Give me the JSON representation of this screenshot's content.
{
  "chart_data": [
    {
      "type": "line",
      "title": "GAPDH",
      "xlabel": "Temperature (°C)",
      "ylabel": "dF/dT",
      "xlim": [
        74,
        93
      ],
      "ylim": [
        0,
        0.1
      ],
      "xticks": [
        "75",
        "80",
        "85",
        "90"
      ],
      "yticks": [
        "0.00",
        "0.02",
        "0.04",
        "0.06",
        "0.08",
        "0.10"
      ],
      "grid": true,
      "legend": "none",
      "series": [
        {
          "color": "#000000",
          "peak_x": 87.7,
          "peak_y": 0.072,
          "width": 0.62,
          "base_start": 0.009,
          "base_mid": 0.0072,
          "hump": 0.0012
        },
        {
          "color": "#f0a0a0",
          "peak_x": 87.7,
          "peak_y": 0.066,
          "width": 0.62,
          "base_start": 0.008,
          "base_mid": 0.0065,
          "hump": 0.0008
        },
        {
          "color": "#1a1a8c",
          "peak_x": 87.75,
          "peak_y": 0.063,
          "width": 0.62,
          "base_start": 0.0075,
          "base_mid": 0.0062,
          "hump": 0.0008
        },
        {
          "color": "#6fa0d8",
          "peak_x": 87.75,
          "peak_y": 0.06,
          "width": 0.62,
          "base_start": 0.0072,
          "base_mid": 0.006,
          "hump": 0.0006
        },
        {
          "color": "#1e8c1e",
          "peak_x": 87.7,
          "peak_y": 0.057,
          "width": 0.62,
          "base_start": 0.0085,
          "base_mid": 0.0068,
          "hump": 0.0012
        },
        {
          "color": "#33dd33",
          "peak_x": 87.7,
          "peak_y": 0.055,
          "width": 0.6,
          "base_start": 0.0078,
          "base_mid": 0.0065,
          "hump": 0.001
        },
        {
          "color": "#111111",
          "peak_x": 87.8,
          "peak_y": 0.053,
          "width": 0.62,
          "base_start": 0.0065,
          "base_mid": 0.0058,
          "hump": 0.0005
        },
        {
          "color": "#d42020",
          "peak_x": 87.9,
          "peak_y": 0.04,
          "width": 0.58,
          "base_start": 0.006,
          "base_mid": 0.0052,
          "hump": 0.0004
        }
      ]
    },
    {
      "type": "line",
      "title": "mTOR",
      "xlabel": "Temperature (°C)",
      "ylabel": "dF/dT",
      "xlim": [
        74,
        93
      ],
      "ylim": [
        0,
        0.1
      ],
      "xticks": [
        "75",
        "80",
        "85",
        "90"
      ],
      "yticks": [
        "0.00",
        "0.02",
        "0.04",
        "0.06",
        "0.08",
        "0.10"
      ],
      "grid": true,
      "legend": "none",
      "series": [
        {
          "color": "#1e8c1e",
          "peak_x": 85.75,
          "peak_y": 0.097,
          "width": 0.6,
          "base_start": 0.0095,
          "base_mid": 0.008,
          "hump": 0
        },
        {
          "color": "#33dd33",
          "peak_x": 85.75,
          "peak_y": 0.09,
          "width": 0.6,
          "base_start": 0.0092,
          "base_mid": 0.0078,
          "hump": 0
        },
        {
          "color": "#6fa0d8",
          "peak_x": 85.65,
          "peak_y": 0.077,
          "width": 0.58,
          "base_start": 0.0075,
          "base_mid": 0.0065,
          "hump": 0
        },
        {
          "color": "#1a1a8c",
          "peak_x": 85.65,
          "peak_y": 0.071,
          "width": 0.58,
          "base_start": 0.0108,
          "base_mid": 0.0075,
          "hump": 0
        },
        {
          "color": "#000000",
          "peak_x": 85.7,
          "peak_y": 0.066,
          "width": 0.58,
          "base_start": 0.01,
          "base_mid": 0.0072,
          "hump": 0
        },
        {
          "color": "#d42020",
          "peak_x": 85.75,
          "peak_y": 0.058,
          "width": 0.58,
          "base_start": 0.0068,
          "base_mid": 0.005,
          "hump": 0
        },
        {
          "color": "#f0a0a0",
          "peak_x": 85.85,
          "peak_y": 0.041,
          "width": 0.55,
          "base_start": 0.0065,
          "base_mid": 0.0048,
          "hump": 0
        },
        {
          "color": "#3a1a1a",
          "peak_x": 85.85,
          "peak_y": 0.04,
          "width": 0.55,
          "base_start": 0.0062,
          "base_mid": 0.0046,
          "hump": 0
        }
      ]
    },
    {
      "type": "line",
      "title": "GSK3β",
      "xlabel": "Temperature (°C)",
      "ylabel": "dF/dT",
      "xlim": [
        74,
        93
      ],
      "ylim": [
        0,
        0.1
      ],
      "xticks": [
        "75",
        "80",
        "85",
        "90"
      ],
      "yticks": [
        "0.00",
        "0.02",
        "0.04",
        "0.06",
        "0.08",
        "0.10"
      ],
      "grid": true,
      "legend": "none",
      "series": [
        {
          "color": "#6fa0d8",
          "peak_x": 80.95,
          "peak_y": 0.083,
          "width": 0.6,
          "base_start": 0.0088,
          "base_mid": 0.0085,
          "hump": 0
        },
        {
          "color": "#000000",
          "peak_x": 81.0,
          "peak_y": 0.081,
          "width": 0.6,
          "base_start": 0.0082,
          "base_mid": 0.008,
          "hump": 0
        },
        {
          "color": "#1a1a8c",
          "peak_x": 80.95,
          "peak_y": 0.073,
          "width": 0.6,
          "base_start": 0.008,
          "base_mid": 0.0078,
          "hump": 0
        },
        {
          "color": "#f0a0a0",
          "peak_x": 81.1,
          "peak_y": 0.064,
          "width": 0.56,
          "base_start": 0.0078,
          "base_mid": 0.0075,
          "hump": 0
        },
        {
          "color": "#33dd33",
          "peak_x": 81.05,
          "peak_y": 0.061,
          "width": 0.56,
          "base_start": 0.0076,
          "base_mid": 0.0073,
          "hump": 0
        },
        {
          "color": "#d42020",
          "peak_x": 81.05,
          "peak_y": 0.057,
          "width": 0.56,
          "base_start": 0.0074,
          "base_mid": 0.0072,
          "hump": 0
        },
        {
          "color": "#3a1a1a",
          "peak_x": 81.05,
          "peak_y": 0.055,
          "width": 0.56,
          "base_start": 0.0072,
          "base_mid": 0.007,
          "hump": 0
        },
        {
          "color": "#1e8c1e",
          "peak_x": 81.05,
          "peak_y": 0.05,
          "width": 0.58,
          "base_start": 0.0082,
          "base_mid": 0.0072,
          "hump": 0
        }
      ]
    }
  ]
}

____

- [SHORT PROBLEM]: Extract every entry above as it appears.

- [RESULT OF THIS TASK]:
Give me the JSON representation of this screenshot's content.
{
  "chart_data": [
    {
      "type": "line",
      "title": "GAPDH",
      "xlabel": "Temperature (°C)",
      "ylabel": "dF/dT",
      "xlim": [
        74,
        93
      ],
      "ylim": [
        0,
        0.1
      ],
      "xticks": [
        "75",
        "80",
        "85",
        "90"
      ],
      "yticks": [
        "0.00",
        "0.02",
        "0.04",
        "0.06",
        "0.08",
        "0.10"
      ],
      "grid": true,
      "legend": "none",
      "series": [
        {
          "color": "#000000",
          "peak_x": 87.7,
          "peak_y": 0.072,
          "width": 0.62,
          "base_start": 0.009,
          "base_mid": 0.0072,
          "hump": 0.0012
        },
        {
          "color": "#f0a0a0",
          "peak_x": 87.7,
          "peak_y": 0.066,
          "width": 0.62,
          "base_start": 0.008,
          "base_mid": 0.0065,
          "hump": 0.0008
        },
        {
          "color": "#1a1a8c",
          "peak_x": 87.75,
          "peak_y": 0.063,
          "width": 0.62,
          "base_start": 0.0075,
          "base_mid": 0.0062,
          "hump": 0.0008
        },
        {
          "color": "#6fa0d8",
          "peak_x": 87.75,
          "peak_y": 0.06,
          "width": 0.62,
          "base_start": 0.0072,
          "base_mid": 0.006,
          "hump": 0.0006
        },
        {
          "color": "#1e8c1e",
          "peak_x": 87.7,
          "peak_y": 0.057,
          "width": 0.62,
          "base_start": 0.0085,
          "base_mid": 0.0068,
          "hump": 0.0012
        },
        {
          "color": "#33dd33",
          "peak_x": 87.7,
          "peak_y": 0.055,
          "width": 0.6,
          "base_start": 0.0078,
          "base_mid": 0.0065,
          "hump": 0.001
        },
        {
          "color": "#111111",
          "peak_x": 87.8,
          "peak_y": 0.053,
          "width": 0.62,
          "base_start": 0.0065,
          "base_mid": 0.0058,
          "hump": 0.0005
        },
        {
          "color": "#d42020",
          "peak_x": 87.9,
          "peak_y": 0.04,
          "width": 0.58,
          "base_start": 0.006,
          "base_mid": 0.0052,
          "hump": 0.0004
        }
      ]
    },
    {
      "type": "line",
      "title": "mTOR",
      "xlabel": "Temperature (°C)",
      "ylabel": "dF/dT",
      "xlim": [
        74,
        93
      ],
      "ylim": [
        0,
        0.1
      ],
      "xticks": [
        "75",
        "80",
        "85",
        "90"
      ],
      "yticks": [
        "0.00",
        "0.02",
        "0.04",
        "0.06",
        "0.08",
        "0.10"
      ],
      "grid": true,
      "legend": "none",
      "series": [
        {
          "color": "#1e8c1e",
          "peak_x": 85.75,
          "peak_y": 0.097,
          "width": 0.6,
          "base_start": 0.0095,
          "base_mid": 0.008,
          "hump": 0
        },
        {
          "color": "#33dd33",
          "peak_x": 85.75,
          "peak_y": 0.09,
          "width": 0.6,
          "base_start": 0.0092,
          "base_mid": 0.0078,
          "hump": 0
        },
        {
          "color": "#6fa0d8",
          "peak_x": 85.65,
          "peak_y": 0.077,
          "width": 0.58,
          "base_start": 0.0075,
          "base_mid": 0.0065,
          "hump": 0
        },
        {
          "color": "#1a1a8c",
          "peak_x": 85.65,
          "peak_y": 0.071,
          "width": 0.58,
          "base_start": 0.0108,
          "base_mid": 0.0075,
          "hump": 0
        },
        {
          "color": "#000000",
          "peak_x": 85.7,
          "peak_y": 0.066,
          "width": 0.58,
          "base_start": 0.01,
          "base_mid": 0.0072,
          "hump": 0
        },
        {
          "color": "#d42020",
          "peak_x": 85.75,
          "peak_y": 0.058,
          "width": 0.58,
          "base_start": 0.0068,
          "base_mid": 0.005,
          "hump": 0
        },
        {
          "color": "#f0a0a0",
          "peak_x": 85.85,
          "peak_y": 0.041,
          "width": 0.55,
          "base_start": 0.0065,
          "base_mid": 0.0048,
          "hump": 0
        },
        {
          "color": "#3a1a1a",
          "peak_x": 85.85,
          "peak_y": 0.04,
          "width": 0.55,
          "base_start": 0.0062,
          "base_mid": 0.0046,
          "hump": 0
        }
      ]
    },
    {
      "type": "line",
      "title": "GSK3β",
      "xlabel": "Temperature (°C)",
      "ylabel": "dF/dT",
      "xlim": [
        74,
        93
      ],
      "ylim": [
        0,
        0.1
      ],
      "xticks": [
        "75",
        "80",
        "85",
        "90"
      ],
      "yticks": [
        "0.00",
        "0.02",
        "0.04",
        "0.06",
        "0.08",
        "0.10"
      ],
      "grid": true,
      "legend": "none",
      "series": [
        {
          "color": "#6fa0d8",
          "peak_x": 80.95,
          "peak_y": 0.083,
          "width": 0.6,
          "base_start": 0.0088,
          "base_mid": 0.0085,
          "hump": 0
        },
        {
          "color": "#000000",
          "peak_x": 81.0,
          "peak_y": 0.081,
          "width": 0.6,
          "base_start": 0.0082,
          "base_mid": 0.008,
          "hump": 0
        },
        {
          "color": "#1a1a8c",
          "peak_x": 80.95,
          "peak_y": 0.073,
          "width": 0.6,
          "base_start": 0.008,
          "base_mid": 0.0078,
          "hump": 0
        },
        {
          "color": "#f0a0a0",
          "peak_x": 81.1,
          "peak_y": 0.064,
          "width": 0.56,
          "base_start": 0.0078,
          "base_mid": 0.0075,
          "hump": 0
        },
        {
          "color": "#33dd33",
          "peak_x": 81.05,
          "peak_y": 0.061,
          "width": 0.56,
          "base_start": 0.0076,
          "base_mid": 0.0073,
          "hump": 0
        },
        {
          "color": "#d42020",
          "peak_x": 81.05,
          "peak_y": 0.057,
          "width": 0.56,
          "base_start": 0.0074,
          "base_mid": 0.0072,
          "hump": 0
        },
        {
          "color": "#3a1a1a",
          "peak_x": 81.05,
          "peak_y": 0.055,
          "width": 0.56,
          "base_start": 0.0072,
          "base_mid": 0.007,
          "hump": 0
        },
        {
          "color": "#1e8c1e",
          "peak_x": 81.05,
          "peak_y": 0.05,
          "width": 0.58,
          "base_start": 0.0082,
          "base_mid": 0.0072,
          "hump": 0
        }
      ]
    }
  ]
}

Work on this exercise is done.